_Problem details_
Which lines in the data contain the word "gene"? Please copy each of them.

--------------------------------------------------

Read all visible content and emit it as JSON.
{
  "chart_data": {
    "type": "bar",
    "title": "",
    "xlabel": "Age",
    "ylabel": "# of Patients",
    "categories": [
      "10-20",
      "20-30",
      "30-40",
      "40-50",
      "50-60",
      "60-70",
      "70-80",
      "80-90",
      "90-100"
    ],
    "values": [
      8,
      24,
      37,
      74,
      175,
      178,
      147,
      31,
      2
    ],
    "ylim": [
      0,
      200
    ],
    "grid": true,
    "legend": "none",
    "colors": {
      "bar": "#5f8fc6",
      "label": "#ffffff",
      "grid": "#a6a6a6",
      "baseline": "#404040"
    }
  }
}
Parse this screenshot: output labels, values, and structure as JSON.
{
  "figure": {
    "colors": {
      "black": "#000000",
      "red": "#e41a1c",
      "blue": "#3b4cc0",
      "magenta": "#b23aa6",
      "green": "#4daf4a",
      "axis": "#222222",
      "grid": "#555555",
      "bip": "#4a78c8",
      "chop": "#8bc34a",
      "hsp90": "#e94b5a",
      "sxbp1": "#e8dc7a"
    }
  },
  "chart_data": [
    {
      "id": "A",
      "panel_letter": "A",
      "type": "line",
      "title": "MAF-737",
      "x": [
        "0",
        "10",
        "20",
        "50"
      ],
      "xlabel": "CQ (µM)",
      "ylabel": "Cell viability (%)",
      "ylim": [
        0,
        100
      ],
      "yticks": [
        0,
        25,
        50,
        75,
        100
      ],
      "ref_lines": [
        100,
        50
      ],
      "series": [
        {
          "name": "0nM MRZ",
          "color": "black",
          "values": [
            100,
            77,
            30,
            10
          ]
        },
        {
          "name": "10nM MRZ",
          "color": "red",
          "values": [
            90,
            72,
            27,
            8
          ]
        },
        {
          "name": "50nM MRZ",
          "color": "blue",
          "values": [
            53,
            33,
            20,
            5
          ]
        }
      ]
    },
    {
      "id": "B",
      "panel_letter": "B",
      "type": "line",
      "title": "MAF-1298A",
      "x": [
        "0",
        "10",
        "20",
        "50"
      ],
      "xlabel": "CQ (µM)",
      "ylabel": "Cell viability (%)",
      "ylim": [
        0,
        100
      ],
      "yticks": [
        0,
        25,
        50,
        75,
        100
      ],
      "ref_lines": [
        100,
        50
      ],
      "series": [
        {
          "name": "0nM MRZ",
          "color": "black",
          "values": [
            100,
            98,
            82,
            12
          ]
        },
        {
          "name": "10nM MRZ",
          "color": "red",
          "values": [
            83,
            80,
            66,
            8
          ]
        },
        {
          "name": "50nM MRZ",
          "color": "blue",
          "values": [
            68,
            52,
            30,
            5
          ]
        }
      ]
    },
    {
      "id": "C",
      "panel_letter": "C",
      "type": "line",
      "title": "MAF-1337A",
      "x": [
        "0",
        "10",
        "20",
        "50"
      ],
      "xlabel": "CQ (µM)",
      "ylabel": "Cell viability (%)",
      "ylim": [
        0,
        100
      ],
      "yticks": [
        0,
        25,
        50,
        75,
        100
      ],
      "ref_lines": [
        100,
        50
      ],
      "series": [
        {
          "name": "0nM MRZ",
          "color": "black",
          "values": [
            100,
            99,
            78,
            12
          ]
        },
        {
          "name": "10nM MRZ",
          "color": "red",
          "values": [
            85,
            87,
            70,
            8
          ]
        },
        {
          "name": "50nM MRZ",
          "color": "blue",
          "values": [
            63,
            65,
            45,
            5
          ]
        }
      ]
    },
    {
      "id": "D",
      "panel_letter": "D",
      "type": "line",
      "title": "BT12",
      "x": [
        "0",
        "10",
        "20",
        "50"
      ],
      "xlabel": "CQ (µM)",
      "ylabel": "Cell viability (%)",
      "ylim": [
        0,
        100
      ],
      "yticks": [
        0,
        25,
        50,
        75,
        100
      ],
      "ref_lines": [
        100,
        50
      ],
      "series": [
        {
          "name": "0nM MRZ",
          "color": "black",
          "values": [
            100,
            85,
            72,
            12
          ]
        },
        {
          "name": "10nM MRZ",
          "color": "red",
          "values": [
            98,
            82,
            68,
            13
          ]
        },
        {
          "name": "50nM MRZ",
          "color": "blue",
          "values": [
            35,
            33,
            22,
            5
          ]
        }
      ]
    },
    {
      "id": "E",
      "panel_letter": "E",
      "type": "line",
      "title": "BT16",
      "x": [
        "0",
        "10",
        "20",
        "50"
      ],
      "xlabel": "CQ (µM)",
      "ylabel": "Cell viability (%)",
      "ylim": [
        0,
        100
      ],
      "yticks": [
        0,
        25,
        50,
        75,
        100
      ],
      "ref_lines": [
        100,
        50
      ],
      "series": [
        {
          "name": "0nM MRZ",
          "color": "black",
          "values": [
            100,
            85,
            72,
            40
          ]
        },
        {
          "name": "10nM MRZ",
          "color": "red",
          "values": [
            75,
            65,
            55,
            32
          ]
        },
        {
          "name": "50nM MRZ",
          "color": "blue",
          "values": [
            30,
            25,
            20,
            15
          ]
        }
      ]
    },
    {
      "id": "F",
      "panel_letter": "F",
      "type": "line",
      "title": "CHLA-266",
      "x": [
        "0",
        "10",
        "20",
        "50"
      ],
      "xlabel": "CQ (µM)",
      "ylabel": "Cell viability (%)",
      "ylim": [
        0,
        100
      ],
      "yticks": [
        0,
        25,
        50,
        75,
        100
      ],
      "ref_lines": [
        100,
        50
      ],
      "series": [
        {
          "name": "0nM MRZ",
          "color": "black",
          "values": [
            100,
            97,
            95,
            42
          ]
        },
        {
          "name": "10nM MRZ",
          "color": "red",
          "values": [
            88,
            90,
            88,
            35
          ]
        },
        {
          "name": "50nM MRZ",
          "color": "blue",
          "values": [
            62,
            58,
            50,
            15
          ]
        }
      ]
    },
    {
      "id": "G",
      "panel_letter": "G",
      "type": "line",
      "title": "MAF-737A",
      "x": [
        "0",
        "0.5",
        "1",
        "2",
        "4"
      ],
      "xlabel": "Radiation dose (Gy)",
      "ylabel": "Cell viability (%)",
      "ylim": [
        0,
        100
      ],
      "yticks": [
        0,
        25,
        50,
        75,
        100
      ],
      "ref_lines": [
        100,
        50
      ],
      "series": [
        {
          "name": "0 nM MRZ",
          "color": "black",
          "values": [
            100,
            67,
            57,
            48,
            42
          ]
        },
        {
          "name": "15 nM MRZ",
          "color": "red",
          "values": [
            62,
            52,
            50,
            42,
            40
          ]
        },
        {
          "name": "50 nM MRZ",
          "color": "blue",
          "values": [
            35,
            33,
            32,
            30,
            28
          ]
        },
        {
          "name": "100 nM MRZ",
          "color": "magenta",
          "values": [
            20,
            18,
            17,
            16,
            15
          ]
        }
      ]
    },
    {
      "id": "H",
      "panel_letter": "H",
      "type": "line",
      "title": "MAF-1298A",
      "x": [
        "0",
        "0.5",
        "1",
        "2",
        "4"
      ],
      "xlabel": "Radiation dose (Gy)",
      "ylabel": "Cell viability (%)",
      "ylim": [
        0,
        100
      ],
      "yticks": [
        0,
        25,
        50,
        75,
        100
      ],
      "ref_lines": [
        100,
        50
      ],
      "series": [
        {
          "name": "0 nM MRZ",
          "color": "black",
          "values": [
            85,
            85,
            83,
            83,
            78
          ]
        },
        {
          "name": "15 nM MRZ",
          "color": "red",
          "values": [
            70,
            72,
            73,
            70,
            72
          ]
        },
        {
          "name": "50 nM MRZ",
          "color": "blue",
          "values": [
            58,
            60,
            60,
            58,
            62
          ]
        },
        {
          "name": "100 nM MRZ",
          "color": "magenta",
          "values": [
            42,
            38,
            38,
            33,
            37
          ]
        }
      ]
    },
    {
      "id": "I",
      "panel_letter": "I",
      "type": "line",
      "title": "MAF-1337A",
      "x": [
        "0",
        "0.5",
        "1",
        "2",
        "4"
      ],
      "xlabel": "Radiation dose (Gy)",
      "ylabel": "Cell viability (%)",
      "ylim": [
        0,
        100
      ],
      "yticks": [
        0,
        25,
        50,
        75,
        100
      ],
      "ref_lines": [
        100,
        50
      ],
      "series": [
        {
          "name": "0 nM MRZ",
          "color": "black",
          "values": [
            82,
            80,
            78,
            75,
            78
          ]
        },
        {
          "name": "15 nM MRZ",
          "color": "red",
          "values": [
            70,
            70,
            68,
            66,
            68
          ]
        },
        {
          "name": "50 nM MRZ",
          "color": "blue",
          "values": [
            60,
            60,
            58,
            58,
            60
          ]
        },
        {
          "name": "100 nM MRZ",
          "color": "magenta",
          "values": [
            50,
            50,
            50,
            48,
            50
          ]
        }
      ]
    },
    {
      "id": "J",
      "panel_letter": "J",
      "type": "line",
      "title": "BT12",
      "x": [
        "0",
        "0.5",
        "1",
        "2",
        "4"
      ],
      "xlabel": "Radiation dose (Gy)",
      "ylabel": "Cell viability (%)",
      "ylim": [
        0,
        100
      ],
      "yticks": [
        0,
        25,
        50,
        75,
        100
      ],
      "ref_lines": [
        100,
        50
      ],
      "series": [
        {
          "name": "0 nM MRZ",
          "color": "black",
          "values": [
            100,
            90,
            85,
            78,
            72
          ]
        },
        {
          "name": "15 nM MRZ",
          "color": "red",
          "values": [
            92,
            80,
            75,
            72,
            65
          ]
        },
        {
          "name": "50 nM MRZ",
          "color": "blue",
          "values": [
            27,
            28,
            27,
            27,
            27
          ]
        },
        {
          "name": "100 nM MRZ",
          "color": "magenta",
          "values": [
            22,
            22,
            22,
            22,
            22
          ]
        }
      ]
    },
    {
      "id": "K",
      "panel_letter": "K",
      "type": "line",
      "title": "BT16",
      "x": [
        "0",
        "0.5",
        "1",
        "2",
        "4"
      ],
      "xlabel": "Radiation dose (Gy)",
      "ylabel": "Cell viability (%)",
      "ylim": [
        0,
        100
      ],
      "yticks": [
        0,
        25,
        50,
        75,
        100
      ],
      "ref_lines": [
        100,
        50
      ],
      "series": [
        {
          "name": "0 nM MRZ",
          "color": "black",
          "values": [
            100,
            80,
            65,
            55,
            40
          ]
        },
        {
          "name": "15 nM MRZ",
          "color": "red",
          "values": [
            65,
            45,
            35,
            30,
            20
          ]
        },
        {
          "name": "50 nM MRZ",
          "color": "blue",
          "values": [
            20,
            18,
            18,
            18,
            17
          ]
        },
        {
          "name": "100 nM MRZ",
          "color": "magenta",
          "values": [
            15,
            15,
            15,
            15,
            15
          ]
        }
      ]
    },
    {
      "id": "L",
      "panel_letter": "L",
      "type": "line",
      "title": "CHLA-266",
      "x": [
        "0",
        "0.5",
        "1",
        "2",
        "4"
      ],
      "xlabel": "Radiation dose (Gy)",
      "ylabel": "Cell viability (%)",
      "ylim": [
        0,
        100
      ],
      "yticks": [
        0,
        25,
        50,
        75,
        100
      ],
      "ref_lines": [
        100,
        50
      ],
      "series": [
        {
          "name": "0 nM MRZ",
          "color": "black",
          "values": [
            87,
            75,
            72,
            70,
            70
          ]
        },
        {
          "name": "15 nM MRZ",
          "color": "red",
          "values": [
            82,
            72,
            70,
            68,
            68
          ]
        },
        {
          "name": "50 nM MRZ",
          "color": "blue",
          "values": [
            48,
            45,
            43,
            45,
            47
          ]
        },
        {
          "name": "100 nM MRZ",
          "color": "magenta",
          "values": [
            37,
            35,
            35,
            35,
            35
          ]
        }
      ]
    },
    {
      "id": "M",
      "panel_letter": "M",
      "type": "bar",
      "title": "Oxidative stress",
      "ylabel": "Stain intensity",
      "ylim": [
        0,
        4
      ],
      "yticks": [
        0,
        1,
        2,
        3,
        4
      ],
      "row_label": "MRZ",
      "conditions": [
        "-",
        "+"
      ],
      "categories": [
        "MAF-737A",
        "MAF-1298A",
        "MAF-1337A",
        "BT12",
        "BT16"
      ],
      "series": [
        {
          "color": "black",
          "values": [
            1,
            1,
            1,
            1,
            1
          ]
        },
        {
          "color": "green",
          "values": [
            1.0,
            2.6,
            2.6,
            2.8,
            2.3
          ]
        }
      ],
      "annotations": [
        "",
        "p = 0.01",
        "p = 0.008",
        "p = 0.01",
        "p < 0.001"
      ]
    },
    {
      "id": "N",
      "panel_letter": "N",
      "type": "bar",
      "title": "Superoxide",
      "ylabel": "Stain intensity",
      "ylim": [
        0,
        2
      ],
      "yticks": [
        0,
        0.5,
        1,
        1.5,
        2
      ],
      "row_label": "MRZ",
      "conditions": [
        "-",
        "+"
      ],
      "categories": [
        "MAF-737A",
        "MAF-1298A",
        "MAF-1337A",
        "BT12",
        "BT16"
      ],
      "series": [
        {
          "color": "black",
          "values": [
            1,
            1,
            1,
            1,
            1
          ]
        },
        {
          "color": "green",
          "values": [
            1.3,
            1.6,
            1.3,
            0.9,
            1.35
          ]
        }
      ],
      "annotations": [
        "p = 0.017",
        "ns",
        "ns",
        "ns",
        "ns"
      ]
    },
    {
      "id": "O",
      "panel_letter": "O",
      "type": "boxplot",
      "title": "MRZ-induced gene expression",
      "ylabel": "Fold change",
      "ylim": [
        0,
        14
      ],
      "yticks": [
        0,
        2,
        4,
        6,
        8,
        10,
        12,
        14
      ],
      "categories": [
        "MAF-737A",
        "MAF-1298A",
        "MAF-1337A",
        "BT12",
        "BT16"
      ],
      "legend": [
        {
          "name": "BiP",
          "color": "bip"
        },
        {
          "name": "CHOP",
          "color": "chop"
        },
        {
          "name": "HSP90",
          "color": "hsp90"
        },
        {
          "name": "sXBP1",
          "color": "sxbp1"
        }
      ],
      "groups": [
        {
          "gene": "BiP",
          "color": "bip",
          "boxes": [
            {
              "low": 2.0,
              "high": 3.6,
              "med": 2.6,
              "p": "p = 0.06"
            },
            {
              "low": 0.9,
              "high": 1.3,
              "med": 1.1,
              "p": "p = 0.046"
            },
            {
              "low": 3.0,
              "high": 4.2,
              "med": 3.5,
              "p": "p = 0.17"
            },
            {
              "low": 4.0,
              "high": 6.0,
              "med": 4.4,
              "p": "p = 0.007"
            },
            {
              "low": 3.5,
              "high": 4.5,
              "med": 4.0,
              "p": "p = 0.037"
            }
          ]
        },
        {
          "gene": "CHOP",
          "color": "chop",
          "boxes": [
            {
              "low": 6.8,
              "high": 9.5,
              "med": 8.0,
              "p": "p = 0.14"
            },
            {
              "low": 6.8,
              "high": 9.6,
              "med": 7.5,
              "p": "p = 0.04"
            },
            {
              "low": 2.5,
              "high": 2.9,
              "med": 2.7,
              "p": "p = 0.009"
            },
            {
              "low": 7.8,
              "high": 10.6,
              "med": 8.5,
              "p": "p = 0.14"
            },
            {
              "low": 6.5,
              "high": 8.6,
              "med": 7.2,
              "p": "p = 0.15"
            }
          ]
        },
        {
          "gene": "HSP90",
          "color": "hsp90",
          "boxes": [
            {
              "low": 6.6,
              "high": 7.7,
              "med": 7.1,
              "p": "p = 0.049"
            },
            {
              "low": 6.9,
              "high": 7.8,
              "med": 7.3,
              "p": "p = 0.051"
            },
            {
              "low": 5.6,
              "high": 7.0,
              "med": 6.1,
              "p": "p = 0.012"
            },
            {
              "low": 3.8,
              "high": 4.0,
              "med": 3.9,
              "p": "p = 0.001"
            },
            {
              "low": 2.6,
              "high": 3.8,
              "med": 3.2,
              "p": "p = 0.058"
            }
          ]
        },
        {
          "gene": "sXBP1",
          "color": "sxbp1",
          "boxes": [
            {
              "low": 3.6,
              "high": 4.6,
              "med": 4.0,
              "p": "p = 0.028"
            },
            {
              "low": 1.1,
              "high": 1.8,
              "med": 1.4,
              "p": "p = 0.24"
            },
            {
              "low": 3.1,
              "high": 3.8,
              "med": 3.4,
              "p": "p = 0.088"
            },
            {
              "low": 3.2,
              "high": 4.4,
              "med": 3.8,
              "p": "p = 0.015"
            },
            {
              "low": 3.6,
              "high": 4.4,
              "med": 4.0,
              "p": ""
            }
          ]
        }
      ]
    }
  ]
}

--------------------------------------------------

_Result_
      "title": "MRZ-induced gene expression",
          "gene": "BiP",
          "gene": "CHOP",
          "gene": "HSP90",
          "gene": "sXBP1",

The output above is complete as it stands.